◆ **Records from a collection**
:::::

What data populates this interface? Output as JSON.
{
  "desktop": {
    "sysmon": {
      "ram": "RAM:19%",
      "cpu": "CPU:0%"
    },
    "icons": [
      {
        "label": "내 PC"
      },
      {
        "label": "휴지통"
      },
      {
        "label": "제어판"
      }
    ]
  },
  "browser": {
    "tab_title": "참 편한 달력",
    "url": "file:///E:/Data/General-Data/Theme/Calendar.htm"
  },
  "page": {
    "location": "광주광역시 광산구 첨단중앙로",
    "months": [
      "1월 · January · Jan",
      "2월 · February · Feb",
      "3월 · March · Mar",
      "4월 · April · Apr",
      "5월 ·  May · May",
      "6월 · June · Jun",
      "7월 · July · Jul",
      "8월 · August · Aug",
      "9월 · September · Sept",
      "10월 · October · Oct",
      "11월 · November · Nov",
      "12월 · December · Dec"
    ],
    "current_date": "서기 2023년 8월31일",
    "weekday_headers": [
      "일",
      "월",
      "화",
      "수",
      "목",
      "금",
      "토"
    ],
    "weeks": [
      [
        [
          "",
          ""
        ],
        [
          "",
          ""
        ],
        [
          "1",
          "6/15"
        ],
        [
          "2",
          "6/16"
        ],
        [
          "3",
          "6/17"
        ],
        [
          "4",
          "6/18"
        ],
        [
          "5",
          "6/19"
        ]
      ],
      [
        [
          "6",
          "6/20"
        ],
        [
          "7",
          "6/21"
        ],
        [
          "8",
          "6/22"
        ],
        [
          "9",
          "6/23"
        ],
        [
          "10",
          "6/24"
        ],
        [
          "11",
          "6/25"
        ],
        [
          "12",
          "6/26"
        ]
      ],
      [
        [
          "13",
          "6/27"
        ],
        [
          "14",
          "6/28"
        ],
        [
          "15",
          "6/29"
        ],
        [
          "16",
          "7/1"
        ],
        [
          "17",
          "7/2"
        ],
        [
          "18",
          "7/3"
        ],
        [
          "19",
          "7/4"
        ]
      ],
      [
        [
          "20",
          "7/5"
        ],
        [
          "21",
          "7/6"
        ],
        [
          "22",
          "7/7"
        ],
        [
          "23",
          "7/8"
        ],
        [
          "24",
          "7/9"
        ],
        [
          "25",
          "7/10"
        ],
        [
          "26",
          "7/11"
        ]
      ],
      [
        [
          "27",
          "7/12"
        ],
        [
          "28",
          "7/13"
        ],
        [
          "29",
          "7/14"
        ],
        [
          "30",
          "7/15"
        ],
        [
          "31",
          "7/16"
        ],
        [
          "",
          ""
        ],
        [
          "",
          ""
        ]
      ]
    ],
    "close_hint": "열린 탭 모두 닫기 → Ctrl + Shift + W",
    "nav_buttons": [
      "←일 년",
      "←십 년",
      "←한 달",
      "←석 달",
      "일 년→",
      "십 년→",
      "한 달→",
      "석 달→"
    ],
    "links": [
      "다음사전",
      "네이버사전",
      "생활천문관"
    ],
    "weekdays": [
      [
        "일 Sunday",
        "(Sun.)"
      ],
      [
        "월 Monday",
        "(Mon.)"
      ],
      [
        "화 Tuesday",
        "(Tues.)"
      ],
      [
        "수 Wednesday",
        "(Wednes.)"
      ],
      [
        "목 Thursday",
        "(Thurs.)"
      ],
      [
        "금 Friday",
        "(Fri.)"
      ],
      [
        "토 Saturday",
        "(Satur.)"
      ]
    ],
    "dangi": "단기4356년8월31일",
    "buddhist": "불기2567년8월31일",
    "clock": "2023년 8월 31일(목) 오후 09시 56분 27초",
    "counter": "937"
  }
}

:::::

◆ **Objective**
Output the data above exactly, please, line for line.

◆ **Final result**
What data populates this interface? Output as JSON.
{
  "desktop": {
    "sysmon": {
      "ram": "RAM:19%",
      "cpu": "CPU:0%"
    },
    "icons": [
      {
        "label": "내 PC"
      },
      {
        "label": "휴지통"
      },
      {
        "label": "제어판"
      }
    ]
  },
  "browser": {
    "tab_title": "참 편한 달력",
    "url": "file:///E:/Data/General-Data/Theme/Calendar.htm"
  },
  "page": {
    "location": "광주광역시 광산구 첨단중앙로",
    "months": [
      "1월 · January · Jan",
      "2월 · February · Feb",
      "3월 · March · Mar",
      "4월 · April · Apr",
      "5월 ·  May · May",
      "6월 · June · Jun",
      "7월 · July · Jul",
      "8월 · August · Aug",
      "9월 · September · Sept",
      "10월 · October · Oct",
      "11월 · November · Nov",
      "12월 · December · Dec"
    ],
    "current_date": "서기 2023년 8월31일",
    "weekday_headers": [
      "일",
      "월",
      "화",
      "수",
      "목",
      "금",
      "토"
    ],
    "weeks": [
      [
        [
          "",
          ""
        ],
        [
          "",
          ""
        ],
        [
          "1",
          "6/15"
        ],
        [
          "2",
          "6/16"
        ],
        [
          "3",
          "6/17"
        ],
        [
          "4",
          "6/18"
        ],
        [
          "5",
          "6/19"
        ]
      ],
      [
        [
          "6",
          "6/20"
        ],
        [
          "7",
          "6/21"
        ],
        [
          "8",
          "6/22"
        ],
        [
          "9",
          "6/23"
        ],
        [
          "10",
          "6/24"
        ],
        [
          "11",
          "6/25"
        ],
        [
          "12",
          "6/26"
        ]
      ],
      [
        [
          "13",
          "6/27"
        ],
        [
          "14",
          "6/28"
        ],
        [
          "15",
          "6/29"
        ],
        [
          "16",
          "7/1"
        ],
        [
          "17",
          "7/2"
        ],
        [
          "18",
          "7/3"
        ],
        [
          "19",
          "7/4"
        ]
      ],
      [
        [
          "20",
          "7/5"
        ],
        [
          "21",
          "7/6"
        ],
        [
          "22",
          "7/7"
        ],
        [
          "23",
          "7/8"
        ],
        [
          "24",
          "7/9"
        ],
        [
          "25",
          "7/10"
        ],
        [
          "26",
          "7/11"
        ]
      ],
      [
        [
          "27",
          "7/12"
        ],
        [
          "28",
          "7/13"
        ],
        [
          "29",
          "7/14"
        ],
        [
          "30",
          "7/15"
        ],
        [
          "31",
          "7/16"
        ],
        [
          "",
          ""
        ],
        [
          "",
          ""
        ]
      ]
    ],
    "close_hint": "열린 탭 모두 닫기 → Ctrl + Shift + W",
    "nav_buttons": [
      "←일 년",
      "←십 년",
      "←한 달",
      "←석 달",
      "일 년→",
      "십 년→",
      "한 달→",
      "석 달→"
    ],
    "links": [
      "다음사전",
      "네이버사전",
      "생활천문관"
    ],
    "weekdays": [
      [
        "일 Sunday",
        "(Sun.)"
      ],
      [
        "월 Monday",
        "(Mon.)"
      ],
      [
        "화 Tuesday",
        "(Tues.)"
      ],
      [
        "수 Wednesday",
        "(Wednes.)"
      ],
      [
        "목 Thursday",
        "(Thurs.)"
      ],
      [
        "금 Friday",
        "(Fri.)"
      ],
      [
        "토 Saturday",
        "(Satur.)"
      ]
    ],
    "dangi": "단기4356년8월31일",
    "buddhist": "불기2567년8월31일",
    "clock": "2023년 8월 31일(목) 오후 09시 56분 27초",
    "counter": "937"
  }
}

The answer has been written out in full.